Objective
Write out the whole listing again, exactly.

• • • • • • •

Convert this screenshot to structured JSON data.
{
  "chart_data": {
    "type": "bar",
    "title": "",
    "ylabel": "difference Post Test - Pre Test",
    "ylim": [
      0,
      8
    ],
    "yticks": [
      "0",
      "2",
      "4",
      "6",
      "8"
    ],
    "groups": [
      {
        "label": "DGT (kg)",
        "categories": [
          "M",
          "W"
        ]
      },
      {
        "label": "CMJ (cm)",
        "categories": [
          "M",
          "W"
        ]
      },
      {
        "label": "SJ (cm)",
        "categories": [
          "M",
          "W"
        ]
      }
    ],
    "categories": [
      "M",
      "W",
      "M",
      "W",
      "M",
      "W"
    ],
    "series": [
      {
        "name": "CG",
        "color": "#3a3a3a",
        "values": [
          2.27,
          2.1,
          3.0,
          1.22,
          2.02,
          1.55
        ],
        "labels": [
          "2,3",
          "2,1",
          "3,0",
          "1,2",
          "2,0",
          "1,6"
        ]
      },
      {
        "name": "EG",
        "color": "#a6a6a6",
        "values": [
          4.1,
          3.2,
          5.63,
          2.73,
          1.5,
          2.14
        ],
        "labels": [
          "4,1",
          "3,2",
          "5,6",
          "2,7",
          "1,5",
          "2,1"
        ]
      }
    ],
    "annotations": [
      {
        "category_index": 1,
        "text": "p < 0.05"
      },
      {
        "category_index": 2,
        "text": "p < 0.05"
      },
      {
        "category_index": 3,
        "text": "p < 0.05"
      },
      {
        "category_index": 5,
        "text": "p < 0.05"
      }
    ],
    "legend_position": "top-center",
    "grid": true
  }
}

• • • • • • •

Task output
Convert this screenshot to structured JSON data.
{
  "chart_data": {
    "type": "bar",
    "title": "",
    "ylabel": "difference Post Test - Pre Test",
    "ylim": [
      0,
      8
    ],
    "yticks": [
      "0",
      "2",
      "4",
      "6",
      "8"
    ],
    "groups": [
      {
        "label": "DGT (kg)",
        "categories": [
          "M",
          "W"
        ]
      },
      {
        "label": "CMJ (cm)",
        "categories": [
          "M",
          "W"
        ]
      },
      {
        "label": "SJ (cm)",
        "categories": [
          "M",
          "W"
        ]
      }
    ],
    "categories": [
      "M",
      "W",
      "M",
      "W",
      "M",
      "W"
    ],
    "series": [
      {
        "name": "CG",
        "color": "#3a3a3a",
        "values": [
          2.27,
          2.1,
          3.0,
          1.22,
          2.02,
          1.55
        ],
        "labels": [
          "2,3",
          "2,1",
          "3,0",
          "1,2",
          "2,0",
          "1,6"
        ]
      },
      {
        "name": "EG",
        "color": "#a6a6a6",
        "values": [
          4.1,
          3.2,
          5.63,
          2.73,
          1.5,
          2.14
        ],
        "labels": [
          "4,1",
          "3,2",
          "5,6",
          "2,7",
          "1,5",
          "2,1"
        ]
      }
    ],
    "annotations": [
      {
        "category_index": 1,
        "text": "p < 0.05"
      },
      {
        "category_index": 2,
        "text": "p < 0.05"
      },
      {
        "category_index": 3,
        "text": "p < 0.05"
      },
      {
        "category_index": 5,
        "text": "p < 0.05"
      }
    ],
    "legend_position": "top-center",
    "grid": true
  }
}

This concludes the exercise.